- **What this task involves**:
Output all of the records exactly as written.

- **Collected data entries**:

==============================

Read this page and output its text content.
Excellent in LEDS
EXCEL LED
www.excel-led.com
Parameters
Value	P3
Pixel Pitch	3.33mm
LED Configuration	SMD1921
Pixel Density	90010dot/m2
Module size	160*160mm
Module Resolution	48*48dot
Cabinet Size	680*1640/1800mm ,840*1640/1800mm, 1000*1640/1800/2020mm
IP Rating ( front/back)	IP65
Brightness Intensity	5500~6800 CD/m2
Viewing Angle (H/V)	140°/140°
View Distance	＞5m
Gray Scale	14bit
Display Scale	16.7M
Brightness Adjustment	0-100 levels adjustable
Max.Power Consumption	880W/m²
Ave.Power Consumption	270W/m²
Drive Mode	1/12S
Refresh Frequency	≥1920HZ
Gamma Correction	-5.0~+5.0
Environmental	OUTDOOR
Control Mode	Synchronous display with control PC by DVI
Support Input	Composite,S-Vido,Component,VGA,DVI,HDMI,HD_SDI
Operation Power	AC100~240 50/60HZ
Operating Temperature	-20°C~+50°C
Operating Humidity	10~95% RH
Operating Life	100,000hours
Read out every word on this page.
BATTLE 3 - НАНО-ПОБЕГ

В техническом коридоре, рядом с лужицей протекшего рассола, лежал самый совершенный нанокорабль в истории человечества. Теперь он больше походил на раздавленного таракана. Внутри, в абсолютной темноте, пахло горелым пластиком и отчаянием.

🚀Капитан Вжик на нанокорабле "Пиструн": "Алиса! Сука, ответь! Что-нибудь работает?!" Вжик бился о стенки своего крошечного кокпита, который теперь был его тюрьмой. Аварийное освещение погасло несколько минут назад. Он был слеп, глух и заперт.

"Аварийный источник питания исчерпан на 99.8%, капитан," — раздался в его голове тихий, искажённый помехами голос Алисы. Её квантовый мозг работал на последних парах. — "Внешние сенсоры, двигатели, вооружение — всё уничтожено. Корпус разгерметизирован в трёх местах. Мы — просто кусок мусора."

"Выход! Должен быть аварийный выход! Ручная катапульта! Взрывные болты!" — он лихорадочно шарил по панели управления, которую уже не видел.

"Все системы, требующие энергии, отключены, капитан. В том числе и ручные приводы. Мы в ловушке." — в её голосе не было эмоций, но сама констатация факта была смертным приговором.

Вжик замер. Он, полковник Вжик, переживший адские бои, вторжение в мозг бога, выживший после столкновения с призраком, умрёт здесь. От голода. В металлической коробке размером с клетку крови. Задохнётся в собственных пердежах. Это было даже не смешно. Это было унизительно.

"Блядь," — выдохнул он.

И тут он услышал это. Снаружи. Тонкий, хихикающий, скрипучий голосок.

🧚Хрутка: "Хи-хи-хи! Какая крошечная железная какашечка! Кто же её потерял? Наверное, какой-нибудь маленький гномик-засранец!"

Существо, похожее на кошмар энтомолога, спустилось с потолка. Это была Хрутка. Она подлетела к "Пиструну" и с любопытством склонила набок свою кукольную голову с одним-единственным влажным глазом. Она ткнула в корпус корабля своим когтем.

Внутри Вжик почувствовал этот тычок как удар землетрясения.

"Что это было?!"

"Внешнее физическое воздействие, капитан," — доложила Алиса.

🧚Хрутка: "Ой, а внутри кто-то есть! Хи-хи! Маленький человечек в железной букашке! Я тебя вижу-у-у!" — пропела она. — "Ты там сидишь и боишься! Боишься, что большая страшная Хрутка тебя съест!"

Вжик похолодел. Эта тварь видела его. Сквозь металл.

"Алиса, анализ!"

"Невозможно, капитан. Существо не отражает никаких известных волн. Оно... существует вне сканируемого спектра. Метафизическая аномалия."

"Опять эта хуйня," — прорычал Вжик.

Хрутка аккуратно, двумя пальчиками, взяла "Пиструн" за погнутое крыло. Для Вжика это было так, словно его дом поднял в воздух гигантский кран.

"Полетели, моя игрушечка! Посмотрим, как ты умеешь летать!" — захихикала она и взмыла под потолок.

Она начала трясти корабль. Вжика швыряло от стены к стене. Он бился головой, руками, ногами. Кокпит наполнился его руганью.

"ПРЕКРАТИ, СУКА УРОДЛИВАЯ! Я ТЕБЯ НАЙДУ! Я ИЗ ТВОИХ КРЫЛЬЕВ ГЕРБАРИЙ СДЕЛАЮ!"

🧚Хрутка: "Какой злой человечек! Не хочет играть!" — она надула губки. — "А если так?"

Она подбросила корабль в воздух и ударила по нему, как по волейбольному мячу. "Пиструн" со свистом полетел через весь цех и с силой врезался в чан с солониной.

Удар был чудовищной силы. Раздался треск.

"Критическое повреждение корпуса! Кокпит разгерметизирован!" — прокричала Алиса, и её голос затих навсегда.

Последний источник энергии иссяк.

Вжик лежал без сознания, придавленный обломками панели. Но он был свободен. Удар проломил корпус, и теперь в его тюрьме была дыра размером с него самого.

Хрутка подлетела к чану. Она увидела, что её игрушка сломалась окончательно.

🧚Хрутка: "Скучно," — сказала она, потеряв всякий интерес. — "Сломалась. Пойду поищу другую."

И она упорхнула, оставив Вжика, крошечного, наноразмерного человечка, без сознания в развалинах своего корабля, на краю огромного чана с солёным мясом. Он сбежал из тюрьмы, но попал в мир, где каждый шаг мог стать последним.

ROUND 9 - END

==============================

- **Output below**:
Read this page and output its text content.
Excellent in LEDS
EXCEL LED
www.excel-led.com
Parameters
Value	P3
Pixel Pitch	3.33mm
LED Configuration	SMD1921
Pixel Density	90010dot/m2
Module size	160*160mm
Module Resolution	48*48dot
Cabinet Size	680*1640/1800mm ,840*1640/1800mm, 1000*1640/1800/2020mm
IP Rating ( front/back)	IP65
Brightness Intensity	5500~6800 CD/m2
Viewing Angle (H/V)	140°/140°
View Distance	＞5m
Gray Scale	14bit
Display Scale	16.7M
Brightness Adjustment	0-100 levels adjustable
Max.Power Consumption	880W/m²
Ave.Power Consumption	270W/m²
Drive Mode	1/12S
Refresh Frequency	≥1920HZ
Gamma Correction	-5.0~+5.0
Environmental	OUTDOOR
Control Mode	Synchronous display with control PC by DVI
Support Input	Composite,S-Vido,Component,VGA,DVI,HDMI,HD_SDI
Operation Power	AC100~240 50/60HZ
Operating Temperature	-20°C~+50°C
Operating Humidity	10~95% RH
Operating Life	100,000hours
Read out every word on this page.
BATTLE 3 - НАНО-ПОБЕГ

В техническом коридоре, рядом с лужицей протекшего рассола, лежал самый совершенный нанокорабль в истории человечества. Теперь он больше походил на раздавленного таракана. Внутри, в абсолютной темноте, пахло горелым пластиком и отчаянием.

🚀Капитан Вжик на нанокорабле "Пиструн": "Алиса! Сука, ответь! Что-нибудь работает?!" Вжик бился о стенки своего крошечного кокпита, который теперь был его тюрьмой. Аварийное освещение погасло несколько минут назад. Он был слеп, глух и заперт.

"Аварийный источник питания исчерпан на 99.8%, капитан," — раздался в его голове тихий, искажённый помехами голос Алисы. Её квантовый мозг работал на последних парах. — "Внешние сенсоры, двигатели, вооружение — всё уничтожено. Корпус разгерметизирован в трёх местах. Мы — просто кусок мусора."

"Выход! Должен быть аварийный выход! Ручная катапульта! Взрывные болты!" — он лихорадочно шарил по панели управления, которую уже не видел.

"Все системы, требующие энергии, отключены, капитан. В том числе и ручные приводы. Мы в ловушке." — в её голосе не было эмоций, но сама констатация факта была смертным приговором.

Вжик замер. Он, полковник Вжик, переживший адские бои, вторжение в мозг бога, выживший после столкновения с призраком, умрёт здесь. От голода. В металлической коробке размером с клетку крови. Задохнётся в собственных пердежах. Это было даже не смешно. Это было унизительно.

"Блядь," — выдохнул он.

И тут он услышал это. Снаружи. Тонкий, хихикающий, скрипучий голосок.

🧚Хрутка: "Хи-хи-хи! Какая крошечная железная какашечка! Кто же её потерял? Наверное, какой-нибудь маленький гномик-засранец!"

Существо, похожее на кошмар энтомолога, спустилось с потолка. Это была Хрутка. Она подлетела к "Пиструну" и с любопытством склонила набок свою кукольную голову с одним-единственным влажным глазом. Она ткнула в корпус корабля своим когтем.

Внутри Вжик почувствовал этот тычок как удар землетрясения.

"Что это было?!"

"Внешнее физическое воздействие, капитан," — доложила Алиса.

🧚Хрутка: "Ой, а внутри кто-то есть! Хи-хи! Маленький человечек в железной букашке! Я тебя вижу-у-у!" — пропела она. — "Ты там сидишь и боишься! Боишься, что большая страшная Хрутка тебя съест!"

Вжик похолодел. Эта тварь видела его. Сквозь металл.

"Алиса, анализ!"

"Невозможно, капитан. Существо не отражает никаких известных волн. Оно... существует вне сканируемого спектра. Метафизическая аномалия."

"Опять эта хуйня," — прорычал Вжик.

Хрутка аккуратно, двумя пальчиками, взяла "Пиструн" за погнутое крыло. Для Вжика это было так, словно его дом поднял в воздух гигантский кран.

"Полетели, моя игрушечка! Посмотрим, как ты умеешь летать!" — захихикала она и взмыла под потолок.

Она начала трясти корабль. Вжика швыряло от стены к стене. Он бился головой, руками, ногами. Кокпит наполнился его руганью.

"ПРЕКРАТИ, СУКА УРОДЛИВАЯ! Я ТЕБЯ НАЙДУ! Я ИЗ ТВОИХ КРЫЛЬЕВ ГЕРБАРИЙ СДЕЛАЮ!"

🧚Хрутка: "Какой злой человечек! Не хочет играть!" — она надула губки. — "А если так?"

Она подбросила корабль в воздух и ударила по нему, как по волейбольному мячу. "Пиструн" со свистом полетел через весь цех и с силой врезался в чан с солониной.

Удар был чудовищной силы. Раздался треск.

"Критическое повреждение корпуса! Кокпит разгерметизирован!" — прокричала Алиса, и её голос затих навсегда.

Последний источник энергии иссяк.

Вжик лежал без сознания, придавленный обломками панели. Но он был свободен. Удар проломил корпус, и теперь в его тюрьме была дыра размером с него самого.

Хрутка подлетела к чану. Она увидела, что её игрушка сломалась окончательно.

🧚Хрутка: "Скучно," — сказала она, потеряв всякий интерес. — "Сломалась. Пойду поищу другую."

И она упорхнула, оставив Вжика, крошечного, наноразмерного человечка, без сознания в развалинах своего корабля, на краю огромного чана с солёным мясом. Он сбежал из тюрьмы, но попал в мир, где каждый шаг мог стать последним.

ROUND 9 - END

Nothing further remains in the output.